Dataset excerpts:
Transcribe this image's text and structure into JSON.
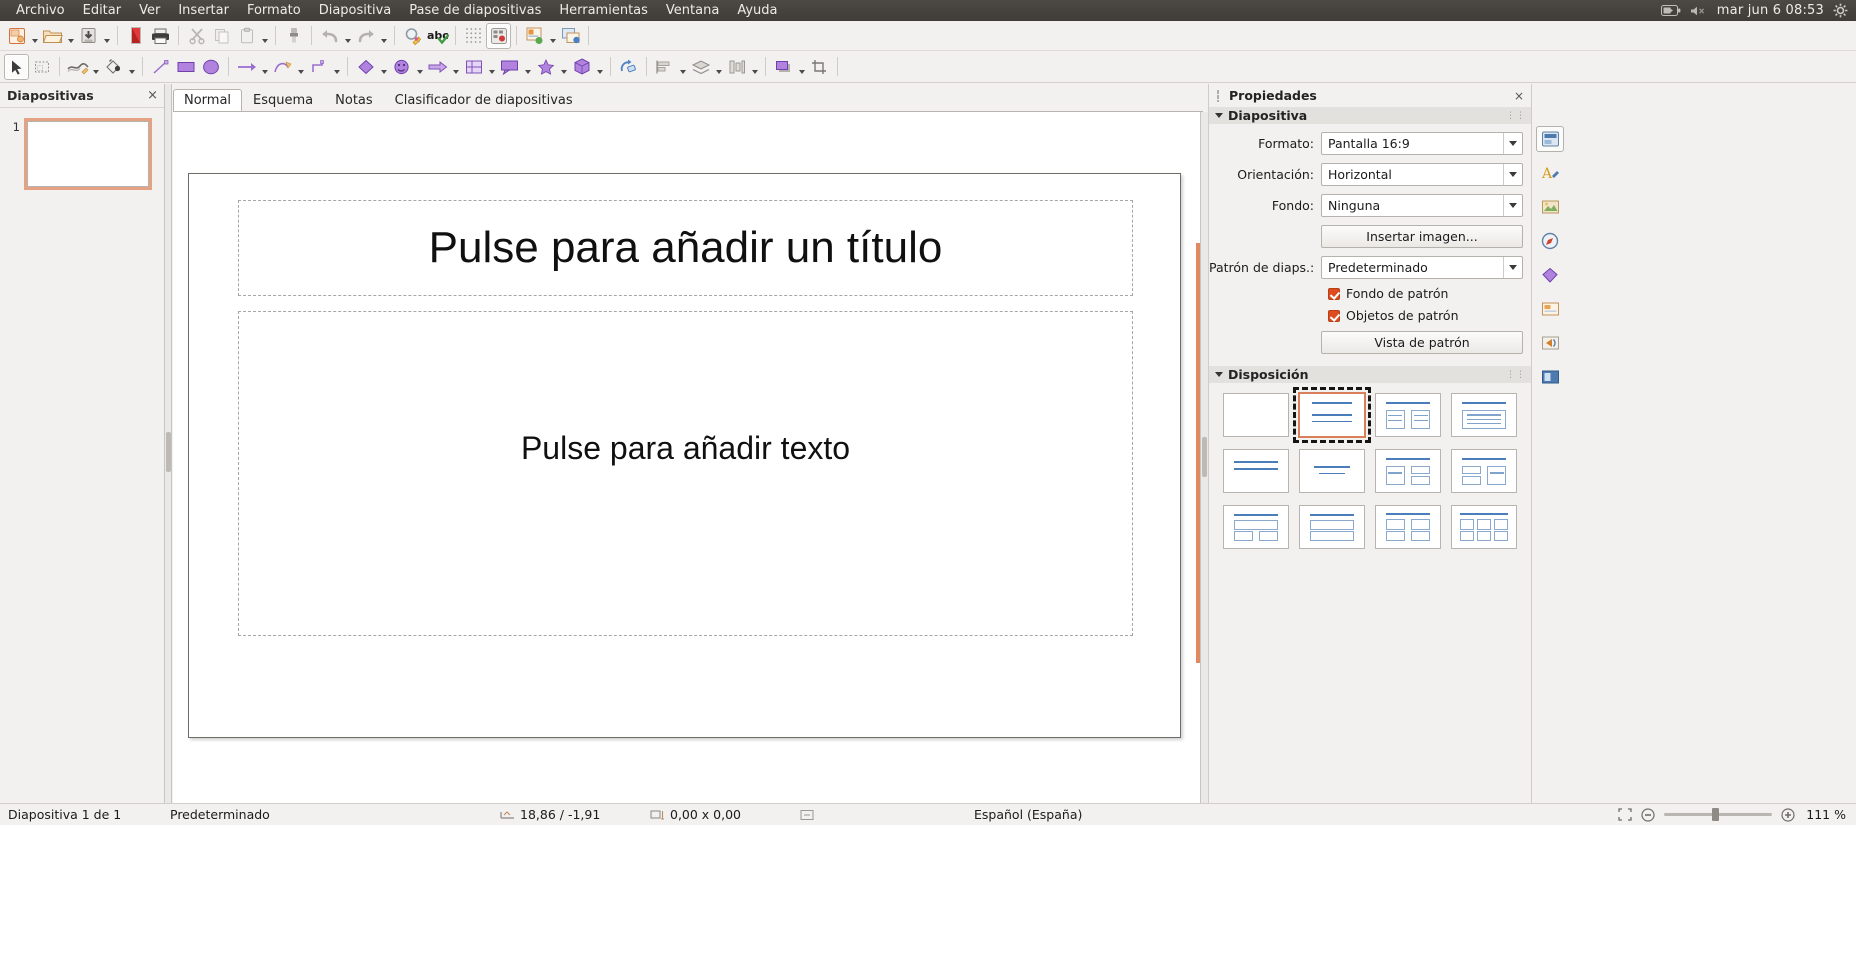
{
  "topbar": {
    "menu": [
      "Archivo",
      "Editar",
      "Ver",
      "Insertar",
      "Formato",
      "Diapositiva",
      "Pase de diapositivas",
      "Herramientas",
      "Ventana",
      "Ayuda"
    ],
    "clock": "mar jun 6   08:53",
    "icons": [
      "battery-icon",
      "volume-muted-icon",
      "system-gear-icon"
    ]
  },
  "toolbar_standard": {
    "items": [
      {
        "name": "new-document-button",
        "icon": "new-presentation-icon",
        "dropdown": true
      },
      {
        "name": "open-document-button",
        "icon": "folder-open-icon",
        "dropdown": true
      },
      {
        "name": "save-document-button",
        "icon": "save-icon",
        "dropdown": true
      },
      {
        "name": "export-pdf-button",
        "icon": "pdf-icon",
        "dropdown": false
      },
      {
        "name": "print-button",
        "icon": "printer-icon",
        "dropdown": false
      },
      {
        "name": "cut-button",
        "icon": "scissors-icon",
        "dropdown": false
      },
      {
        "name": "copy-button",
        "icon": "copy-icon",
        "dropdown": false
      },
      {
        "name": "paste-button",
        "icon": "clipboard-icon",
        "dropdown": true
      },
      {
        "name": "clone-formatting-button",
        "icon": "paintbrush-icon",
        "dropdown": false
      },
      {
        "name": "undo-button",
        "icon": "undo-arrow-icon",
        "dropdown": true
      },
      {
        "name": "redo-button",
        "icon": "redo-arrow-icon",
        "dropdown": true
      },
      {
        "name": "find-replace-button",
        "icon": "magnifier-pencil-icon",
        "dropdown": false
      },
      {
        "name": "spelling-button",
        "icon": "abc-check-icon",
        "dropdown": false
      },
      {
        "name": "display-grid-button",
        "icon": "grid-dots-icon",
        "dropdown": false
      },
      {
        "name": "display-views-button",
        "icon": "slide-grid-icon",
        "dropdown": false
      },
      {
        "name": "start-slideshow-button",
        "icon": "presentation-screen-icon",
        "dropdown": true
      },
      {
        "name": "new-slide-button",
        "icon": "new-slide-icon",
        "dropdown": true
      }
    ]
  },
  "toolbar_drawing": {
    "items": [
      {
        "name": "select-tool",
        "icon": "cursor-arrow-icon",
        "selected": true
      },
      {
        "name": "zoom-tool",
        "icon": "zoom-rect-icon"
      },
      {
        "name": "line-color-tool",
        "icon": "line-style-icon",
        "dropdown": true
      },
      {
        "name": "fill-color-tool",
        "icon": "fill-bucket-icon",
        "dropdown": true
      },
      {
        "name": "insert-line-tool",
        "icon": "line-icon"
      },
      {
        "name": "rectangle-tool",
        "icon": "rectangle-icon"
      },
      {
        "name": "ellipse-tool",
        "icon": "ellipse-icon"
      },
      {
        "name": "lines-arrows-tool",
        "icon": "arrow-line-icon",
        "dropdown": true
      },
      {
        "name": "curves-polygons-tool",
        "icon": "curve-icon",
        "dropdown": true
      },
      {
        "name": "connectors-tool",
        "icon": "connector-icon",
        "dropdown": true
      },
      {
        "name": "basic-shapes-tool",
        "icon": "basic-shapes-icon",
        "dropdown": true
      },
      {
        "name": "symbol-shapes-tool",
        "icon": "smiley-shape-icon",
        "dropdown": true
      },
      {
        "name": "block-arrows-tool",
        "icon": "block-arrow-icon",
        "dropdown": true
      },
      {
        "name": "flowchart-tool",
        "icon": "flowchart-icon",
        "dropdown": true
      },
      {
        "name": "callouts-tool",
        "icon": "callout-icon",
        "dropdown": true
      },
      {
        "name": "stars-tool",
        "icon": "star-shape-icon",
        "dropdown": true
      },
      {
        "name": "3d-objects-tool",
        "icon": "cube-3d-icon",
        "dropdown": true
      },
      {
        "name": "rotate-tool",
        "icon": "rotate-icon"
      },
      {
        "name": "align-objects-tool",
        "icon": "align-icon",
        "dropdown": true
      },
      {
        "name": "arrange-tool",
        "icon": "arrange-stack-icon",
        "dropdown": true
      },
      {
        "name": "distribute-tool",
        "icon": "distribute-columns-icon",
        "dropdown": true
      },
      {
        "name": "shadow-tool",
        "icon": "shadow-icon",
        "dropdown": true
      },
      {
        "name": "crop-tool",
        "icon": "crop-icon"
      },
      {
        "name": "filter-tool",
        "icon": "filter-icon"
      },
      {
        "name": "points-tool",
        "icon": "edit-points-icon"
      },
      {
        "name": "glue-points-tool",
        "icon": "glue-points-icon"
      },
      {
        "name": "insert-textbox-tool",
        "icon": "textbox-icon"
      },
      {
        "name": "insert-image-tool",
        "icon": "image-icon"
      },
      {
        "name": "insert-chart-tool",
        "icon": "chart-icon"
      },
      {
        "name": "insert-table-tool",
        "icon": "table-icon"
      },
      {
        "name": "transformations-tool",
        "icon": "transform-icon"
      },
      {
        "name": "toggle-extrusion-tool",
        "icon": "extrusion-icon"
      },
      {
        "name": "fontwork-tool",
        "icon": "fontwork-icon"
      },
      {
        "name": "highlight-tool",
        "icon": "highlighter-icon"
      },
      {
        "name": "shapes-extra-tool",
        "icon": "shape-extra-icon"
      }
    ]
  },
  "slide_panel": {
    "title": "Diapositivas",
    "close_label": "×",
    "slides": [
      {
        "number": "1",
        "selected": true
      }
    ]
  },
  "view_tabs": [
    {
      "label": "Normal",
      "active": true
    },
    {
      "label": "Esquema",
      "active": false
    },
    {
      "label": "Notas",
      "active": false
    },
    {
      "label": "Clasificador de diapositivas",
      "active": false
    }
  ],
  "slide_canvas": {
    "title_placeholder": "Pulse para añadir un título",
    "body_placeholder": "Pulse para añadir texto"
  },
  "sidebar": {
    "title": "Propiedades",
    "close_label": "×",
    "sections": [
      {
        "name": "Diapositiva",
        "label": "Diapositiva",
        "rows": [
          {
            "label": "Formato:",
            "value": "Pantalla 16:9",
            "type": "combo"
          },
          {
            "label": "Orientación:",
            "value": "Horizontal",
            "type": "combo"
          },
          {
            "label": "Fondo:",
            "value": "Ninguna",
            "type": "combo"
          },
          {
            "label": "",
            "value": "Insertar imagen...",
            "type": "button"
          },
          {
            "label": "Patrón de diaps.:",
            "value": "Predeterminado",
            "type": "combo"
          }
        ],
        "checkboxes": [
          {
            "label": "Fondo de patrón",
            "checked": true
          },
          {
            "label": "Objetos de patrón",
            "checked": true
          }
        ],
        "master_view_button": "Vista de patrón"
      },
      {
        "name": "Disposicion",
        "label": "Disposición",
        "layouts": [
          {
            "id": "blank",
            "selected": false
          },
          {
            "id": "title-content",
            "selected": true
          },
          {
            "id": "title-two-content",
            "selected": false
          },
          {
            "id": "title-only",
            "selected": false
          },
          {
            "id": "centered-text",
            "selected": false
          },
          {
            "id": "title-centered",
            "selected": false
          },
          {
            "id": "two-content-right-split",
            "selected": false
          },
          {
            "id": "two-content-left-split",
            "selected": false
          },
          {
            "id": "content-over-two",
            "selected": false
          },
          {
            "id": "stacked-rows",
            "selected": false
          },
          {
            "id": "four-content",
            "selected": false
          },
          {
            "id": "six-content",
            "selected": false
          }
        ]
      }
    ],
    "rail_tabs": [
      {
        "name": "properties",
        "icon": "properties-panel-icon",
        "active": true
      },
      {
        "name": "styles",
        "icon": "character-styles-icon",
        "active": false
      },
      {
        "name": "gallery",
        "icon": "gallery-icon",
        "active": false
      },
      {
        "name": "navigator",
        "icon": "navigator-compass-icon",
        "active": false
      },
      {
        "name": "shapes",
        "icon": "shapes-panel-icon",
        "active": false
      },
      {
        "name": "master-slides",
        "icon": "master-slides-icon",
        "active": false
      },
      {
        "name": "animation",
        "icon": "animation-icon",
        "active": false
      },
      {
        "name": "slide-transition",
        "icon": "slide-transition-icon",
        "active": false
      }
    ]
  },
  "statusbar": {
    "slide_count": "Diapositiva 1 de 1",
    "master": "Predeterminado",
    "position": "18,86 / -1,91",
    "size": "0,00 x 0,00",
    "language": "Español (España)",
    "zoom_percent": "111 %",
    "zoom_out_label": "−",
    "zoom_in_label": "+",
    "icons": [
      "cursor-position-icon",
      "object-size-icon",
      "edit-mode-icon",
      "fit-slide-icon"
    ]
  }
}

---

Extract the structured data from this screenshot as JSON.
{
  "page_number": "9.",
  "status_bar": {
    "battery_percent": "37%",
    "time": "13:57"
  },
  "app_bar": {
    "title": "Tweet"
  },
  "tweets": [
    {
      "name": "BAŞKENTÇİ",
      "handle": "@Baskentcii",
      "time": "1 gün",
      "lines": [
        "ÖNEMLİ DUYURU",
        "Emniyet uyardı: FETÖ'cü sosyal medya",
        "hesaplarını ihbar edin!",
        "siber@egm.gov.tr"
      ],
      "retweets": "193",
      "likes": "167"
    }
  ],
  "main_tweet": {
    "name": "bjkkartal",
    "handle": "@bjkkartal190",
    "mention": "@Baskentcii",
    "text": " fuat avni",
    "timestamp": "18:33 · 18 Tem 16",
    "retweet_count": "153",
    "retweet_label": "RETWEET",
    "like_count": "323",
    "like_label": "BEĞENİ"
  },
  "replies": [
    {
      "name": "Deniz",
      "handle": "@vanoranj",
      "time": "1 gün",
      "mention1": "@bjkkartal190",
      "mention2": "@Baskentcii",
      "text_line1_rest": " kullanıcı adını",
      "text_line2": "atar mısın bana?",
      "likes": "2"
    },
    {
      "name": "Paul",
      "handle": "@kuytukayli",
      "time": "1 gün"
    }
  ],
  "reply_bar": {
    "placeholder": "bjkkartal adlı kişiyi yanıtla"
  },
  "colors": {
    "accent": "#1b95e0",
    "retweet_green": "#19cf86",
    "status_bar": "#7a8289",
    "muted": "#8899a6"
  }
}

**What you have to do**
Of the lines in this listing, report how many contain the string "save", and give the number only.

**Correct output**
2